» **The records**
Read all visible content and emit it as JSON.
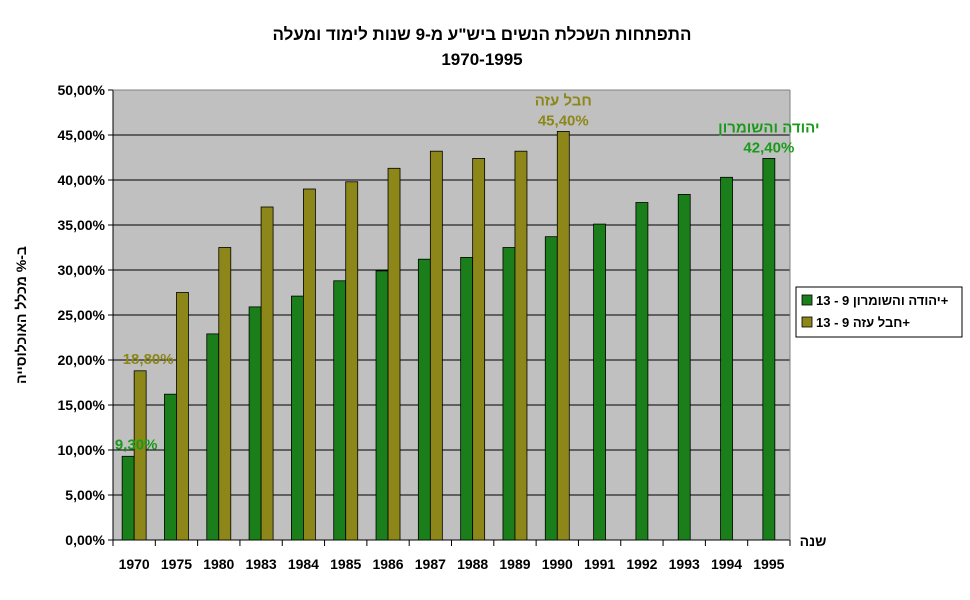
{
  "chart_data": {
    "type": "bar",
    "title": "התפתחות השכלת הנשים ביש\"ע מ-9 שנות לימוד ומעלה",
    "subtitle": "1970-1995",
    "xlabel": "שנה",
    "ylabel": "ב-% מכלל האוכלוסייה",
    "ylim": [
      0,
      50
    ],
    "ytick_labels": [
      "0,00%",
      "5,00%",
      "10,00%",
      "15,00%",
      "20,00%",
      "25,00%",
      "30,00%",
      "35,00%",
      "40,00%",
      "45,00%",
      "50,00%"
    ],
    "grid": true,
    "legend_position": "right",
    "categories": [
      "1970",
      "1975",
      "1980",
      "1983",
      "1984",
      "1985",
      "1986",
      "1987",
      "1988",
      "1989",
      "1990",
      "1991",
      "1992",
      "1993",
      "1994",
      "1995"
    ],
    "series": [
      {
        "name": "יהודה והשומרון  9 - 13+",
        "color": "#1a7f1a",
        "values": [
          9.3,
          16.2,
          22.9,
          25.9,
          27.1,
          28.8,
          29.9,
          31.2,
          31.4,
          32.5,
          33.7,
          35.1,
          37.5,
          38.4,
          40.3,
          42.4
        ]
      },
      {
        "name": "חבל עזה   9 - 13+",
        "color": "#8c8718",
        "values": [
          18.8,
          27.5,
          32.5,
          37.0,
          39.0,
          39.8,
          41.3,
          43.2,
          42.4,
          43.2,
          45.4,
          null,
          null,
          null,
          null,
          null
        ]
      }
    ],
    "annotations": [
      {
        "text": "18,80%",
        "series": 1,
        "index": 0,
        "color": "#8c8718"
      },
      {
        "text": "9,30%",
        "series": 0,
        "index": 0,
        "color": "#1a9a1a"
      },
      {
        "text": "חבל עזה",
        "series": 1,
        "index": 10,
        "color": "#8c8718",
        "line": 1
      },
      {
        "text": "45,40%",
        "series": 1,
        "index": 10,
        "color": "#8c8718",
        "line": 2
      },
      {
        "text": "יהודה והשומרון",
        "series": 0,
        "index": 15,
        "color": "#1a9a1a",
        "line": 1
      },
      {
        "text": "42,40%",
        "series": 0,
        "index": 15,
        "color": "#1a9a1a",
        "line": 2
      }
    ],
    "plot_background": "#c0c0c0"
  }
}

» **Problem statement**
Images in the data above are to be skipped. Retype all other material exactly.

» **Exercise result**
Read all visible content and emit it as JSON.
{
  "chart_data": {
    "type": "bar",
    "title": "התפתחות השכלת הנשים ביש\"ע מ-9 שנות לימוד ומעלה",
    "subtitle": "1970-1995",
    "xlabel": "שנה",
    "ylabel": "ב-% מכלל האוכלוסייה",
    "ylim": [
      0,
      50
    ],
    "ytick_labels": [
      "0,00%",
      "5,00%",
      "10,00%",
      "15,00%",
      "20,00%",
      "25,00%",
      "30,00%",
      "35,00%",
      "40,00%",
      "45,00%",
      "50,00%"
    ],
    "grid": true,
    "legend_position": "right",
    "categories": [
      "1970",
      "1975",
      "1980",
      "1983",
      "1984",
      "1985",
      "1986",
      "1987",
      "1988",
      "1989",
      "1990",
      "1991",
      "1992",
      "1993",
      "1994",
      "1995"
    ],
    "series": [
      {
        "name": "יהודה והשומרון  9 - 13+",
        "color": "#1a7f1a",
        "values": [
          9.3,
          16.2,
          22.9,
          25.9,
          27.1,
          28.8,
          29.9,
          31.2,
          31.4,
          32.5,
          33.7,
          35.1,
          37.5,
          38.4,
          40.3,
          42.4
        ]
      },
      {
        "name": "חבל עזה   9 - 13+",
        "color": "#8c8718",
        "values": [
          18.8,
          27.5,
          32.5,
          37.0,
          39.0,
          39.8,
          41.3,
          43.2,
          42.4,
          43.2,
          45.4,
          null,
          null,
          null,
          null,
          null
        ]
      }
    ],
    "annotations": [
      {
        "text": "18,80%",
        "series": 1,
        "index": 0,
        "color": "#8c8718"
      },
      {
        "text": "9,30%",
        "series": 0,
        "index": 0,
        "color": "#1a9a1a"
      },
      {
        "text": "חבל עזה",
        "series": 1,
        "index": 10,
        "color": "#8c8718",
        "line": 1
      },
      {
        "text": "45,40%",
        "series": 1,
        "index": 10,
        "color": "#8c8718",
        "line": 2
      },
      {
        "text": "יהודה והשומרון",
        "series": 0,
        "index": 15,
        "color": "#1a9a1a",
        "line": 1
      },
      {
        "text": "42,40%",
        "series": 0,
        "index": 15,
        "color": "#1a9a1a",
        "line": 2
      }
    ],
    "plot_background": "#c0c0c0"
  }
}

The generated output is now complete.